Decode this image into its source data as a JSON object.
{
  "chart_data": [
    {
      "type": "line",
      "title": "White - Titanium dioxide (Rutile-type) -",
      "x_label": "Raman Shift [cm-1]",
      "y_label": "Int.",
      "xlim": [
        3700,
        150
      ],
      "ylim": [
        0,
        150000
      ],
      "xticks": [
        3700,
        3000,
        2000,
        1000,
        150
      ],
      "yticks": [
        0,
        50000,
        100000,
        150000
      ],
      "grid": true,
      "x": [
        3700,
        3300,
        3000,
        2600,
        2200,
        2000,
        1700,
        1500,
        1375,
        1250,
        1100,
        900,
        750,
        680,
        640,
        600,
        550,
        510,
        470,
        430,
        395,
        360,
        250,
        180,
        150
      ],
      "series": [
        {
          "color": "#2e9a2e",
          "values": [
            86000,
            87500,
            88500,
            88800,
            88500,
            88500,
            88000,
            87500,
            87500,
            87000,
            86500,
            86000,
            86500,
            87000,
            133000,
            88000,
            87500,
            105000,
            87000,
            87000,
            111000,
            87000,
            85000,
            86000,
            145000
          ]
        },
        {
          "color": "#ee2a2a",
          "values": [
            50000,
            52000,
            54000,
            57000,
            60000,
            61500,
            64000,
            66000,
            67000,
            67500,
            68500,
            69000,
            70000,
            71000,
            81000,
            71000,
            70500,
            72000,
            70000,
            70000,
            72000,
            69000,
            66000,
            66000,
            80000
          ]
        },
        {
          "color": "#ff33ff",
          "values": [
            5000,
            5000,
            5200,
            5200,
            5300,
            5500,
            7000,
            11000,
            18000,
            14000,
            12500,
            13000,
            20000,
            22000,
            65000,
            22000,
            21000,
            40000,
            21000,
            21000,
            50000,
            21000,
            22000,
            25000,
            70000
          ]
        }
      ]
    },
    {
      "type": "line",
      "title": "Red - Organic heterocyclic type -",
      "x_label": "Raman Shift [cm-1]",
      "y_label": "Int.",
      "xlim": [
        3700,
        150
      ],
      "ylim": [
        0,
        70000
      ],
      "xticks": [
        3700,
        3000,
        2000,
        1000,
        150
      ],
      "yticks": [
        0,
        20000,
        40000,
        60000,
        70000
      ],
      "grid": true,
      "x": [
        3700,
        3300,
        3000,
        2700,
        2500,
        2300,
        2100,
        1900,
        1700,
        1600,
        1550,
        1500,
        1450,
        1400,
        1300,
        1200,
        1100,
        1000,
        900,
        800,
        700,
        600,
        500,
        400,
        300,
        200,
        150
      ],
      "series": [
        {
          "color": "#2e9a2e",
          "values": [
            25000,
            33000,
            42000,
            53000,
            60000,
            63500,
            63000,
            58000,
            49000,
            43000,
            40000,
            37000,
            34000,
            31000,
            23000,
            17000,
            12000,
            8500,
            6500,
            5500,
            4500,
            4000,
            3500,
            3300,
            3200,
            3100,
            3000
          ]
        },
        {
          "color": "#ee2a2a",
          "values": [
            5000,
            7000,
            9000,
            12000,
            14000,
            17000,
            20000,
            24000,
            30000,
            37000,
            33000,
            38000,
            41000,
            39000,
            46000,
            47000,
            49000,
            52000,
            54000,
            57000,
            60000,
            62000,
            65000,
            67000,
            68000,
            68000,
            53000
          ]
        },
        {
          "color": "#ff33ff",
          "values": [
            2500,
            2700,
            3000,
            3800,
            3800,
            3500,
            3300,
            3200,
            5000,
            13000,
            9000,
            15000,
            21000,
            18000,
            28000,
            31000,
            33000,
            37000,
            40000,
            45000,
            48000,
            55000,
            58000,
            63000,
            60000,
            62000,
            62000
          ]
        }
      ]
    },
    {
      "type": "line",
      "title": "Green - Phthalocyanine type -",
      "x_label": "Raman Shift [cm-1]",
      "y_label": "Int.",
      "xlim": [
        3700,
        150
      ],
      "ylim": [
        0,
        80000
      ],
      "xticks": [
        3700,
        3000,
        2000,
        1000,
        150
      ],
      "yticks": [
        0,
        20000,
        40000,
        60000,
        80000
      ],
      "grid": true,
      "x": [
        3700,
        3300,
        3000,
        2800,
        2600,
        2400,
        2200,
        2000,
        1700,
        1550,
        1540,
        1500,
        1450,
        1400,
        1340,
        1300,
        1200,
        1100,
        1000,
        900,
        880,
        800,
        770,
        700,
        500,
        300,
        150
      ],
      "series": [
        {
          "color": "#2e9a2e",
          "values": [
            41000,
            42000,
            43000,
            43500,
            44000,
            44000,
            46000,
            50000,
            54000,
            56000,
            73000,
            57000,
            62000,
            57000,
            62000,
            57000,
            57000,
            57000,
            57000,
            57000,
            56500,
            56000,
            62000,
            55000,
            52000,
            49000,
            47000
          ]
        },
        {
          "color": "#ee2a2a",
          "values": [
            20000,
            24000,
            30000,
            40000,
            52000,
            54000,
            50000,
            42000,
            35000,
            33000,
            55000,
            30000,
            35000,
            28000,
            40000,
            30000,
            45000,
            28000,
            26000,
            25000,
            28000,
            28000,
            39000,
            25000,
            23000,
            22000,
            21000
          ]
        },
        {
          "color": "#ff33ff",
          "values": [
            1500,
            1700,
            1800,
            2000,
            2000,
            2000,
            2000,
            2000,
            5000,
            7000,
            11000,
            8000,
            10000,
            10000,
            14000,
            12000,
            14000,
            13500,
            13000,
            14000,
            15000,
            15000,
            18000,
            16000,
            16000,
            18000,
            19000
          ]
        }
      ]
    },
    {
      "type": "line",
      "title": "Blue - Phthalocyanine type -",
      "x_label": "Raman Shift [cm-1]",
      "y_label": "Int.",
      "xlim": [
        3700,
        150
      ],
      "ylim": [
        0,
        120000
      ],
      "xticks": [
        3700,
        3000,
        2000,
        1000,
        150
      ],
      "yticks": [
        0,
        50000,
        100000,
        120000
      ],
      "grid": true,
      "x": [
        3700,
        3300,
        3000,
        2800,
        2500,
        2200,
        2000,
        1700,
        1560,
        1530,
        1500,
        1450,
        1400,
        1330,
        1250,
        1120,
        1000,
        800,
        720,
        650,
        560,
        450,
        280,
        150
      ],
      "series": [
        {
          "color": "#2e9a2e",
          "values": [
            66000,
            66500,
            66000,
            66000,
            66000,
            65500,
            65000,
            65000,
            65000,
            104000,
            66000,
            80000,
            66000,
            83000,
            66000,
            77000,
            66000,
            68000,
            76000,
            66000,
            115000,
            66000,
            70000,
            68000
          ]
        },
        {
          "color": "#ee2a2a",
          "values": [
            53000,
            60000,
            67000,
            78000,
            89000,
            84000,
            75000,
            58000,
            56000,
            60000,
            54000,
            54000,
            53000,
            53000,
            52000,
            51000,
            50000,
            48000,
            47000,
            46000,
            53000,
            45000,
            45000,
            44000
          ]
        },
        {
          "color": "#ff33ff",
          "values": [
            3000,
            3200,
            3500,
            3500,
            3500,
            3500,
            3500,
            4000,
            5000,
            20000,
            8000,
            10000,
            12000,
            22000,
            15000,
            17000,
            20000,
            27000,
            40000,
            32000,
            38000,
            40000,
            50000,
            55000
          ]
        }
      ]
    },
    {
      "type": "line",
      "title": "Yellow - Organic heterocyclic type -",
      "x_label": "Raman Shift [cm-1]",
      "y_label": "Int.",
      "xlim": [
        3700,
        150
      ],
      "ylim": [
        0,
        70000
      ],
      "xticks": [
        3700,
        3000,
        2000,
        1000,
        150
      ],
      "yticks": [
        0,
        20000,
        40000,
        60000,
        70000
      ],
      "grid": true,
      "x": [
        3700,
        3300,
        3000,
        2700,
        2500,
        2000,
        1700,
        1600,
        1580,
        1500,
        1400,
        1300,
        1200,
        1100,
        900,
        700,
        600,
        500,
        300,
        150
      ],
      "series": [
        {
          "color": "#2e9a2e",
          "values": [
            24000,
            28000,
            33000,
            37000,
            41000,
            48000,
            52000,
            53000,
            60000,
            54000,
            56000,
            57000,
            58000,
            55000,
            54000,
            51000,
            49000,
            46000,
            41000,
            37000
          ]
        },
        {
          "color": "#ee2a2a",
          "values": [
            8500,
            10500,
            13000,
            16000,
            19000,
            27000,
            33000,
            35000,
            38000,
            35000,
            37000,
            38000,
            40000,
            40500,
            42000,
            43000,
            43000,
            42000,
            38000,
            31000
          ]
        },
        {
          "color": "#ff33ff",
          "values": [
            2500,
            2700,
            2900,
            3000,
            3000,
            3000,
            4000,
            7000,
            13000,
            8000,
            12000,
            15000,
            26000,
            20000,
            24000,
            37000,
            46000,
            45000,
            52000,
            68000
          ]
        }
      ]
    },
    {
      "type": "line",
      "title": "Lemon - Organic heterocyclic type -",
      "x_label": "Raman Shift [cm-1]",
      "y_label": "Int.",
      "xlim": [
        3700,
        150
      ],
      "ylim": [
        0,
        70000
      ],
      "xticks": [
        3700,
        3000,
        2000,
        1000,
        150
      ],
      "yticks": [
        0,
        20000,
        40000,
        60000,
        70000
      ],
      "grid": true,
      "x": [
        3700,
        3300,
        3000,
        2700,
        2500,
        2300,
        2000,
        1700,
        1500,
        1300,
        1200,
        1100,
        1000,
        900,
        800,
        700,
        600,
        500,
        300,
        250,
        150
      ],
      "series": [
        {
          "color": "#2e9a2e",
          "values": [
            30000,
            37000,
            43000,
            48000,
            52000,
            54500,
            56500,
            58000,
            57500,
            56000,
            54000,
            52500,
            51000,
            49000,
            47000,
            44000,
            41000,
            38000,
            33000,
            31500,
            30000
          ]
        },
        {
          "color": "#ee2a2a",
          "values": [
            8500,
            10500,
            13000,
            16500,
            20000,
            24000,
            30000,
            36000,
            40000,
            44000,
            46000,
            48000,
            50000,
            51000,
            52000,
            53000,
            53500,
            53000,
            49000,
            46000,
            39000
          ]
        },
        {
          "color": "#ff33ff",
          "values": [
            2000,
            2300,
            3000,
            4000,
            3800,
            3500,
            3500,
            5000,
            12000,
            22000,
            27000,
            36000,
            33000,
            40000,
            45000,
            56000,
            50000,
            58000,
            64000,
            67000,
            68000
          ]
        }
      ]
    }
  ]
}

WHAT THE EXERCISE ASKS |
Examine the listing and say how many of its lines contain the string "heterocyclic". Give the number alone.

COMPLETED EXERCISE |
3